> _Objective_:
Repeat each line exactly as it is written.

** Start of Supplied material **

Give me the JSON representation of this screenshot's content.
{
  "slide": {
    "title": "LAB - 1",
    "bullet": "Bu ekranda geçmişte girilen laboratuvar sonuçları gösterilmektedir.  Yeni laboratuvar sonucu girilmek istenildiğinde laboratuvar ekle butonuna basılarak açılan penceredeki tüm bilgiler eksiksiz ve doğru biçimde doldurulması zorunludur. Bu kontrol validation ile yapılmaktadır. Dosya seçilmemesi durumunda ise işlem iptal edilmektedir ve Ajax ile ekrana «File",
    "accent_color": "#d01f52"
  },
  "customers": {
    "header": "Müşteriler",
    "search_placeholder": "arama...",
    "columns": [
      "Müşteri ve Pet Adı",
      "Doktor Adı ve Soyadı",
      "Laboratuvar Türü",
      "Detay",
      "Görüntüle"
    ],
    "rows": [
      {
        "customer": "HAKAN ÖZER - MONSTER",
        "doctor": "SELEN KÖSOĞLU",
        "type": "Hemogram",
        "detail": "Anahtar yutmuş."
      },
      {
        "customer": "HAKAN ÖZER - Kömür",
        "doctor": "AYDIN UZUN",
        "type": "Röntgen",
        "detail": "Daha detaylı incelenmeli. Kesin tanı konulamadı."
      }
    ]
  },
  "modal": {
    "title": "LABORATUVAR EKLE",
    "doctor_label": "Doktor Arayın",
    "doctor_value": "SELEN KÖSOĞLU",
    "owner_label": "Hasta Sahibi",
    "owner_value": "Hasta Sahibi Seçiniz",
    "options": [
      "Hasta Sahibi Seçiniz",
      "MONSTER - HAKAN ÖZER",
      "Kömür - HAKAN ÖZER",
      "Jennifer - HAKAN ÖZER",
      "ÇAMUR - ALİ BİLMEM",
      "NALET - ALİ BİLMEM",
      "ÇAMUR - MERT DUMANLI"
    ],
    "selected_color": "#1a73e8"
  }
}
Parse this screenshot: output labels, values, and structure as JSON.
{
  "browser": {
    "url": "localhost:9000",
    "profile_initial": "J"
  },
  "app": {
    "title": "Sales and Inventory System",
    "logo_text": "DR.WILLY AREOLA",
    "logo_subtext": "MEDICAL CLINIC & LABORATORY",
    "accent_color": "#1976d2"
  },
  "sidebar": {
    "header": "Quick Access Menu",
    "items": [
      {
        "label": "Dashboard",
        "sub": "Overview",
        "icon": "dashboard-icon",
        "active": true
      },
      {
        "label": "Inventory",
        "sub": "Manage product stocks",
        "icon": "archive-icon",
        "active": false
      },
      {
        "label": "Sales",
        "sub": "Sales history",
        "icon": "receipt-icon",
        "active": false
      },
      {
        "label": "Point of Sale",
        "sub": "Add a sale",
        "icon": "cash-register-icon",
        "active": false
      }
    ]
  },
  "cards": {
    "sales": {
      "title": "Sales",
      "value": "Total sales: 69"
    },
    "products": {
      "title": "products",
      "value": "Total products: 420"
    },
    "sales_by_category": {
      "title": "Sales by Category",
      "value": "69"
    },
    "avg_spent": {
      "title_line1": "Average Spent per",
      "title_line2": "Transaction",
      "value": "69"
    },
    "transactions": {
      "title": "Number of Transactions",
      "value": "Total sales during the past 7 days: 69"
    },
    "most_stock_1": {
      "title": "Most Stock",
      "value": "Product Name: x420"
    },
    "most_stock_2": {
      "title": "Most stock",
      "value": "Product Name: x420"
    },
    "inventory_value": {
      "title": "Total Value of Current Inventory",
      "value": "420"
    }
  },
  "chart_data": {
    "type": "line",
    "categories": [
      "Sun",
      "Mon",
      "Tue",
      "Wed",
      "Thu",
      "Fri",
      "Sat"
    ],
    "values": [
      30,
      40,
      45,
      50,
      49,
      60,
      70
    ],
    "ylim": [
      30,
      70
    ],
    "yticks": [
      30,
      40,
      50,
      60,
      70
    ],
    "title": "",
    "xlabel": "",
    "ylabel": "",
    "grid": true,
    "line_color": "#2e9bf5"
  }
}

** End of Supplied material **

> _Result for this task_:
Give me the JSON representation of this screenshot's content.
{
  "slide": {
    "title": "LAB - 1",
    "bullet": "Bu ekranda geçmişte girilen laboratuvar sonuçları gösterilmektedir.  Yeni laboratuvar sonucu girilmek istenildiğinde laboratuvar ekle butonuna basılarak açılan penceredeki tüm bilgiler eksiksiz ve doğru biçimde doldurulması zorunludur. Bu kontrol validation ile yapılmaktadır. Dosya seçilmemesi durumunda ise işlem iptal edilmektedir ve Ajax ile ekrana «File",
    "accent_color": "#d01f52"
  },
  "customers": {
    "header": "Müşteriler",
    "search_placeholder": "arama...",
    "columns": [
      "Müşteri ve Pet Adı",
      "Doktor Adı ve Soyadı",
      "Laboratuvar Türü",
      "Detay",
      "Görüntüle"
    ],
    "rows": [
      {
        "customer": "HAKAN ÖZER - MONSTER",
        "doctor": "SELEN KÖSOĞLU",
        "type": "Hemogram",
        "detail": "Anahtar yutmuş."
      },
      {
        "customer": "HAKAN ÖZER - Kömür",
        "doctor": "AYDIN UZUN",
        "type": "Röntgen",
        "detail": "Daha detaylı incelenmeli. Kesin tanı konulamadı."
      }
    ]
  },
  "modal": {
    "title": "LABORATUVAR EKLE",
    "doctor_label": "Doktor Arayın",
    "doctor_value": "SELEN KÖSOĞLU",
    "owner_label": "Hasta Sahibi",
    "owner_value": "Hasta Sahibi Seçiniz",
    "options": [
      "Hasta Sahibi Seçiniz",
      "MONSTER - HAKAN ÖZER",
      "Kömür - HAKAN ÖZER",
      "Jennifer - HAKAN ÖZER",
      "ÇAMUR - ALİ BİLMEM",
      "NALET - ALİ BİLMEM",
      "ÇAMUR - MERT DUMANLI"
    ],
    "selected_color": "#1a73e8"
  }
}
Parse this screenshot: output labels, values, and structure as JSON.
{
  "browser": {
    "url": "localhost:9000",
    "profile_initial": "J"
  },
  "app": {
    "title": "Sales and Inventory System",
    "logo_text": "DR.WILLY AREOLA",
    "logo_subtext": "MEDICAL CLINIC & LABORATORY",
    "accent_color": "#1976d2"
  },
  "sidebar": {
    "header": "Quick Access Menu",
    "items": [
      {
        "label": "Dashboard",
        "sub": "Overview",
        "icon": "dashboard-icon",
        "active": true
      },
      {
        "label": "Inventory",
        "sub": "Manage product stocks",
        "icon": "archive-icon",
        "active": false
      },
      {
        "label": "Sales",
        "sub": "Sales history",
        "icon": "receipt-icon",
        "active": false
      },
      {
        "label": "Point of Sale",
        "sub": "Add a sale",
        "icon": "cash-register-icon",
        "active": false
      }
    ]
  },
  "cards": {
    "sales": {
      "title": "Sales",
      "value": "Total sales: 69"
    },
    "products": {
      "title": "products",
      "value": "Total products: 420"
    },
    "sales_by_category": {
      "title": "Sales by Category",
      "value": "69"
    },
    "avg_spent": {
      "title_line1": "Average Spent per",
      "title_line2": "Transaction",
      "value": "69"
    },
    "transactions": {
      "title": "Number of Transactions",
      "value": "Total sales during the past 7 days: 69"
    },
    "most_stock_1": {
      "title": "Most Stock",
      "value": "Product Name: x420"
    },
    "most_stock_2": {
      "title": "Most stock",
      "value": "Product Name: x420"
    },
    "inventory_value": {
      "title": "Total Value of Current Inventory",
      "value": "420"
    }
  },
  "chart_data": {
    "type": "line",
    "categories": [
      "Sun",
      "Mon",
      "Tue",
      "Wed",
      "Thu",
      "Fri",
      "Sat"
    ],
    "values": [
      30,
      40,
      45,
      50,
      49,
      60,
      70
    ],
    "ylim": [
      30,
      70
    ],
    "yticks": [
      30,
      40,
      50,
      60,
      70
    ],
    "title": "",
    "xlabel": "",
    "ylabel": "",
    "grid": true,
    "line_color": "#2e9bf5"
  }
}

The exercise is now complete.